Given instruction
Check each line of the listing below for the string "JSON", and copy the ones that have it.
== Records provided ==
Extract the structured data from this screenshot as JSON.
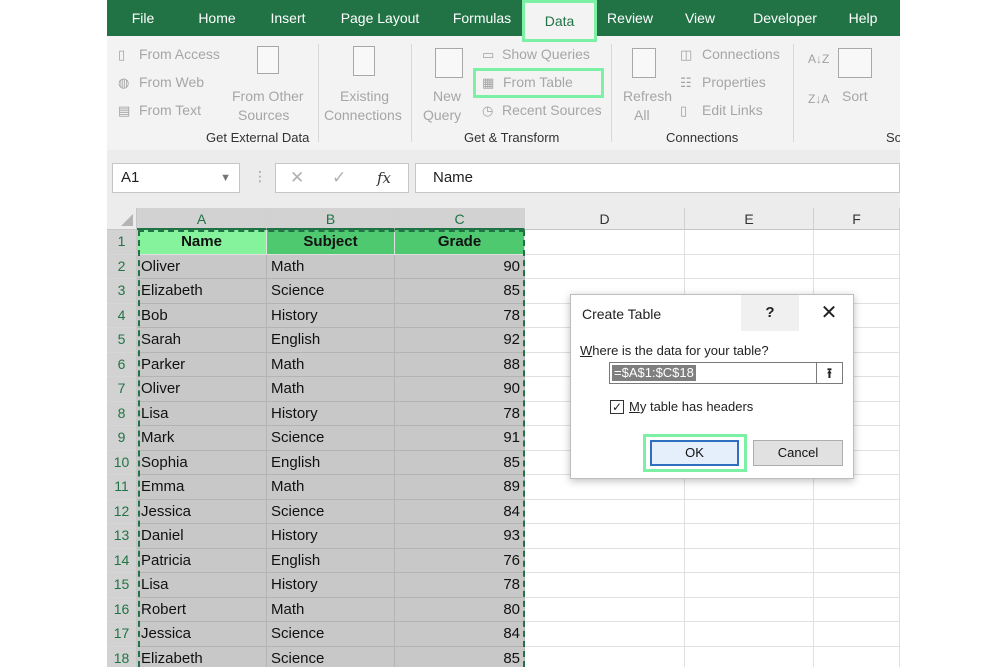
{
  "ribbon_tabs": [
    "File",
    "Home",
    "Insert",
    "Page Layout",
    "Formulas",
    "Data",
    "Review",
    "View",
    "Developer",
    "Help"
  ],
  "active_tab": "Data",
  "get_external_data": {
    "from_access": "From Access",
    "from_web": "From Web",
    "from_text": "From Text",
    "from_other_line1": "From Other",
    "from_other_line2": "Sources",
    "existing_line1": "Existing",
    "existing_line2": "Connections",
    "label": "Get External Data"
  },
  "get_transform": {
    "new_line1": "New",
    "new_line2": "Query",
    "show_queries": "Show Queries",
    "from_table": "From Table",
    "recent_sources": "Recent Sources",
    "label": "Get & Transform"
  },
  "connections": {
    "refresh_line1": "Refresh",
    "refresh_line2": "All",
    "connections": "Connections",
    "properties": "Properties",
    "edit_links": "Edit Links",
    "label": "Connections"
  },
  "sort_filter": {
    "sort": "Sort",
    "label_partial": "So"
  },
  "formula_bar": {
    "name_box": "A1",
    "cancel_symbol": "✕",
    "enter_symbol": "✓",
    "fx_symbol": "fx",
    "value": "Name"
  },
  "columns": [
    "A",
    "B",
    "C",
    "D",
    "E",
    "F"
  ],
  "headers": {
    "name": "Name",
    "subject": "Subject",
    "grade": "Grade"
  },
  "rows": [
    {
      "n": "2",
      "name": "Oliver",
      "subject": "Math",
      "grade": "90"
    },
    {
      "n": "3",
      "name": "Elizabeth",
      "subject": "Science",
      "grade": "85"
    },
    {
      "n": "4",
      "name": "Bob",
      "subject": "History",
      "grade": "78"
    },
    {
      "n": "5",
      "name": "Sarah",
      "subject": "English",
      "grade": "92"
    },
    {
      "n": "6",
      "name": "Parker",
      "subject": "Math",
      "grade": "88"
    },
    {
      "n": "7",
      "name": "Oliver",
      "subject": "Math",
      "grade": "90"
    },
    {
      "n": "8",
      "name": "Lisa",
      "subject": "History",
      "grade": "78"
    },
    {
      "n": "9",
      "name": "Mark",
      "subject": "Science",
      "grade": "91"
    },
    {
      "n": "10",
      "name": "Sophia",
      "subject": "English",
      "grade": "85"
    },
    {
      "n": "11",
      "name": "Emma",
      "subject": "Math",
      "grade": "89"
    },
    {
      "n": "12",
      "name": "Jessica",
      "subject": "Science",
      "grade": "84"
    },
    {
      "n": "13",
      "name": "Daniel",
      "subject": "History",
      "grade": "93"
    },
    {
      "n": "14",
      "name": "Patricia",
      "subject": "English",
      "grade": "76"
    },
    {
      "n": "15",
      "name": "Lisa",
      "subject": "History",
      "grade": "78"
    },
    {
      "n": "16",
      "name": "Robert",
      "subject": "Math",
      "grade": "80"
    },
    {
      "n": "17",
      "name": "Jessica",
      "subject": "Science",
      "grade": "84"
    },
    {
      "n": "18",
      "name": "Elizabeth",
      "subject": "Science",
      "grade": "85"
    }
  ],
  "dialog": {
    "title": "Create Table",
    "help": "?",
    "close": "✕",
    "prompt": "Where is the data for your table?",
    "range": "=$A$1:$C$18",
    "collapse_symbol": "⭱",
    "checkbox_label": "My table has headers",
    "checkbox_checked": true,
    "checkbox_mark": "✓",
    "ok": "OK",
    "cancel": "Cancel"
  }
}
===
== Records provided ==
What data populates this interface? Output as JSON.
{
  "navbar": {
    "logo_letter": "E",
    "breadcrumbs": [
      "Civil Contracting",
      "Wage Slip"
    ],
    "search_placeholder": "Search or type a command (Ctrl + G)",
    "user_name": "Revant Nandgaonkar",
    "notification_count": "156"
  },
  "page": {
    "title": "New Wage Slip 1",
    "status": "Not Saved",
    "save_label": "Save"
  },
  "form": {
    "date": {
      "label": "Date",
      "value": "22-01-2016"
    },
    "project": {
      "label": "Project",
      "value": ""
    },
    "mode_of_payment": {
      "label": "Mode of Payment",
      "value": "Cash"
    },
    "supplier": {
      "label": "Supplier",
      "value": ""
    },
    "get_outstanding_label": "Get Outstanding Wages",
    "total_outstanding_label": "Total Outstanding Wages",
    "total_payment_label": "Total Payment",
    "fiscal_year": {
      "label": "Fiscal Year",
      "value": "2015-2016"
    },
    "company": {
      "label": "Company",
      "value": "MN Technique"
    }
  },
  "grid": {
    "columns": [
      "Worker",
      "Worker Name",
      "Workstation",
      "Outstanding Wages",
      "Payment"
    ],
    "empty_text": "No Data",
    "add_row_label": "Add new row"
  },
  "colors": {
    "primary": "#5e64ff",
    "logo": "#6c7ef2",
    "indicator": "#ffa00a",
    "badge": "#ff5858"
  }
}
===
Full solution
Extract the structured data from this screenshot as JSON.
What data populates this interface? Output as JSON.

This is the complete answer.